WORK TO BE COMPLETED: Would you repeat the listing exactly but omit every picture?

[Saved data entries]

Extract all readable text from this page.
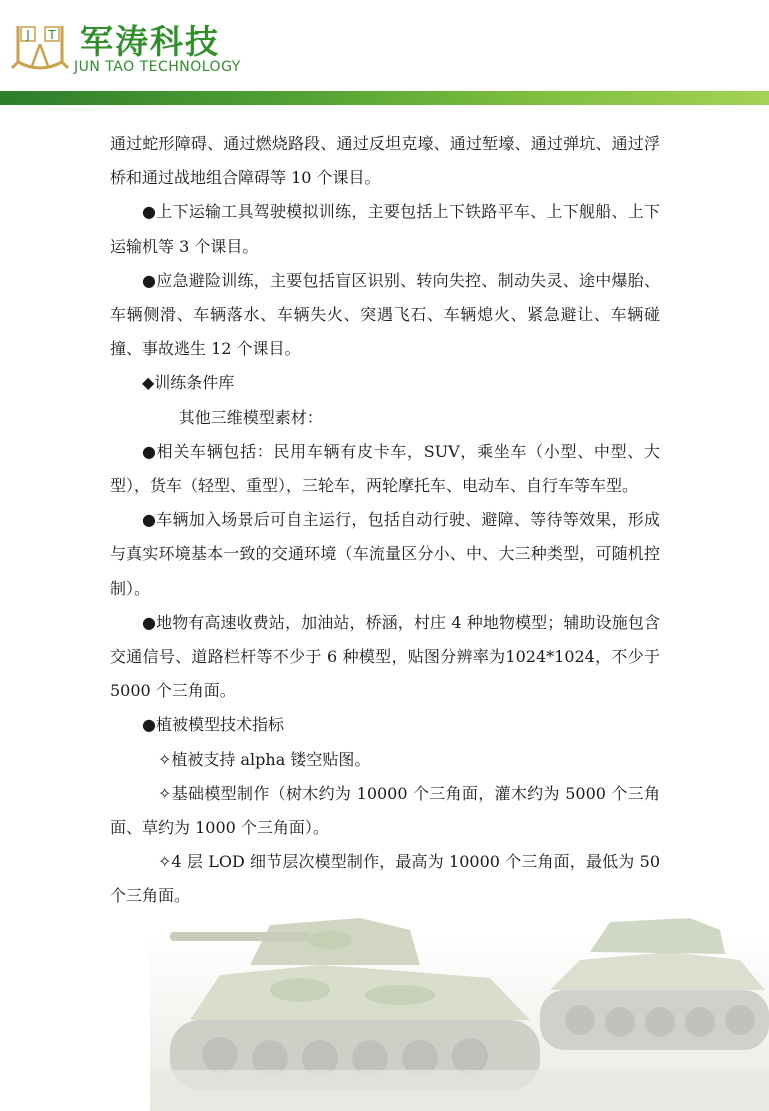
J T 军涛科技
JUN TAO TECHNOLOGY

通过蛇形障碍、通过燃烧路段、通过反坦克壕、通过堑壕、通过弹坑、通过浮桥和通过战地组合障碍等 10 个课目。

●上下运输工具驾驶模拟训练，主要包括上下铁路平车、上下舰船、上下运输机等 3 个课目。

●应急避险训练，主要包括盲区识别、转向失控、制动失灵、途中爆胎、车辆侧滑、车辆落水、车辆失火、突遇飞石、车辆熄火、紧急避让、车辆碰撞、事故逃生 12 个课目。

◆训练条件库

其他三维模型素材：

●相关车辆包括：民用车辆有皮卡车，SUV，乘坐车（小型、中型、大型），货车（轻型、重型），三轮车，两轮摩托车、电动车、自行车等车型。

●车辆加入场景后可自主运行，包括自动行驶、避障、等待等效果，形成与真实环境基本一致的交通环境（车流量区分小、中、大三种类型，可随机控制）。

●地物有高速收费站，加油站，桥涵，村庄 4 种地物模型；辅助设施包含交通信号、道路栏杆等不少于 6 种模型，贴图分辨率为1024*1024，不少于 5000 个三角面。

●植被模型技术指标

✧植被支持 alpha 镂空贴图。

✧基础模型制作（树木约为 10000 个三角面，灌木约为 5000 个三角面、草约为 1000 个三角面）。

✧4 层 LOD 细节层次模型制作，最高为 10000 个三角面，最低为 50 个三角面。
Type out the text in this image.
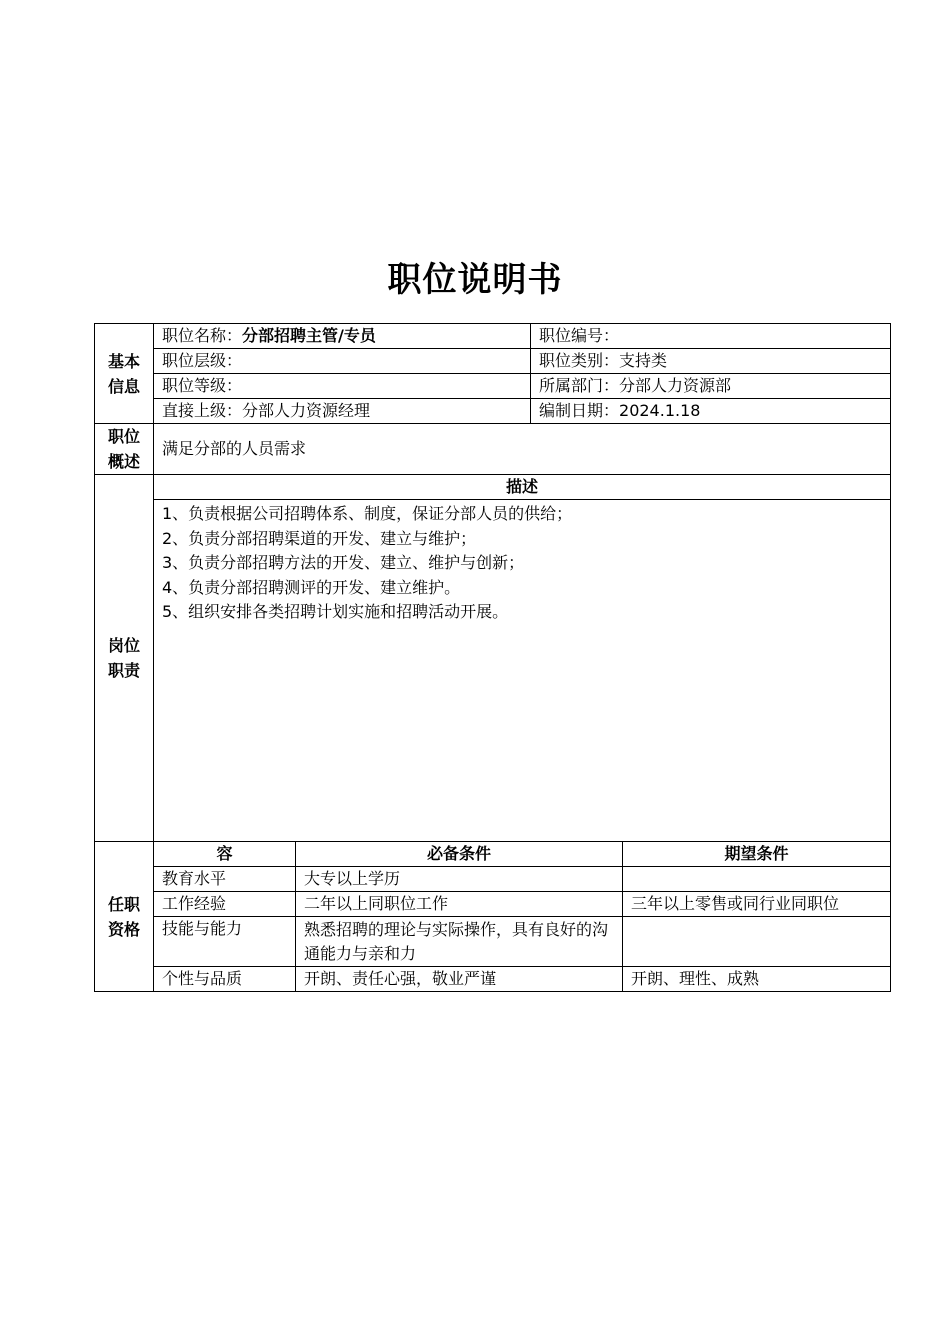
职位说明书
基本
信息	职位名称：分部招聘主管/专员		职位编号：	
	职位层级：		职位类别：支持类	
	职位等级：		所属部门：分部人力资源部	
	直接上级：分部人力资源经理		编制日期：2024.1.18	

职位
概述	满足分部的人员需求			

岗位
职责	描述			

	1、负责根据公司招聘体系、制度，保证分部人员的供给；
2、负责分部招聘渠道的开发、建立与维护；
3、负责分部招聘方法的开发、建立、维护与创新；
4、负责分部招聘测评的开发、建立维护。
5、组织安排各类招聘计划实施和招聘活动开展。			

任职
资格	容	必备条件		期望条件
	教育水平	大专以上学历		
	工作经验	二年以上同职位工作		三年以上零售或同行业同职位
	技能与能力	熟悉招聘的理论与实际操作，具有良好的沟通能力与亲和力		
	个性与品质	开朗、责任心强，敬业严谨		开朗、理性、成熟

RESPONSE:
Extract all readable text from this page.
J T 军涛科技
JUN TAO TECHNOLOGY

通过蛇形障碍、通过燃烧路段、通过反坦克壕、通过堑壕、通过弹坑、通过浮桥和通过战地组合障碍等 10 个课目。

●上下运输工具驾驶模拟训练，主要包括上下铁路平车、上下舰船、上下运输机等 3 个课目。

●应急避险训练，主要包括盲区识别、转向失控、制动失灵、途中爆胎、车辆侧滑、车辆落水、车辆失火、突遇飞石、车辆熄火、紧急避让、车辆碰撞、事故逃生 12 个课目。

◆训练条件库

其他三维模型素材：

●相关车辆包括：民用车辆有皮卡车，SUV，乘坐车（小型、中型、大型），货车（轻型、重型），三轮车，两轮摩托车、电动车、自行车等车型。

●车辆加入场景后可自主运行，包括自动行驶、避障、等待等效果，形成与真实环境基本一致的交通环境（车流量区分小、中、大三种类型，可随机控制）。

●地物有高速收费站，加油站，桥涵，村庄 4 种地物模型；辅助设施包含交通信号、道路栏杆等不少于 6 种模型，贴图分辨率为1024*1024，不少于 5000 个三角面。

●植被模型技术指标

✧植被支持 alpha 镂空贴图。

✧基础模型制作（树木约为 10000 个三角面，灌木约为 5000 个三角面、草约为 1000 个三角面）。

✧4 层 LOD 细节层次模型制作，最高为 10000 个三角面，最低为 50 个三角面。
Type out the text in this image.
职位说明书
基本
信息	职位名称：分部招聘主管/专员		职位编号：	
	职位层级：		职位类别：支持类	
	职位等级：		所属部门：分部人力资源部	
	直接上级：分部人力资源经理		编制日期：2024.1.18	

职位
概述	满足分部的人员需求			

岗位
职责	描述			

	1、负责根据公司招聘体系、制度，保证分部人员的供给；
2、负责分部招聘渠道的开发、建立与维护；
3、负责分部招聘方法的开发、建立、维护与创新；
4、负责分部招聘测评的开发、建立维护。
5、组织安排各类招聘计划实施和招聘活动开展。			

任职
资格	容	必备条件		期望条件
	教育水平	大专以上学历		
	工作经验	二年以上同职位工作		三年以上零售或同行业同职位
	技能与能力	熟悉招聘的理论与实际操作，具有良好的沟通能力与亲和力		
	个性与品质	开朗、责任心强，敬业严谨		开朗、理性、成熟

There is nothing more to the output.